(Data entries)
######

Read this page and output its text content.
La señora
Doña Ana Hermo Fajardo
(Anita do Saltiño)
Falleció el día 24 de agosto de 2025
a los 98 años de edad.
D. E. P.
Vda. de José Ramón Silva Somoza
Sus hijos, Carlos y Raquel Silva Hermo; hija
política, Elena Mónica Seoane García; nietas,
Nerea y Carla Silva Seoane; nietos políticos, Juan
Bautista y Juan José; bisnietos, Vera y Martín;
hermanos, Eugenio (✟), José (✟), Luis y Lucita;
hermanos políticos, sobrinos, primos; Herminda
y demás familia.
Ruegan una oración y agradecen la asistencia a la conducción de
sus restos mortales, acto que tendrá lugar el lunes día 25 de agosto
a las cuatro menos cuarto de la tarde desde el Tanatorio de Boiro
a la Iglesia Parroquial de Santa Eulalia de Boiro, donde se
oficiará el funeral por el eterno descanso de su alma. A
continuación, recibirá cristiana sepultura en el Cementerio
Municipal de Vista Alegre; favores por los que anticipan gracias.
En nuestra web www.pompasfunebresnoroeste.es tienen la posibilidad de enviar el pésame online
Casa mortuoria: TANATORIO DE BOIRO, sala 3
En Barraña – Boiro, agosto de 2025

######

__WRITTEN INSTRUCTION__: Using the records above, copy every line that has the word "agosto" in it.

__EXERCISE RESULT__:
Falleció el día 24 de agosto de 2025
sus restos mortales, acto que tendrá lugar el lunes día 25 de agosto
En Barraña – Boiro, agosto de 2025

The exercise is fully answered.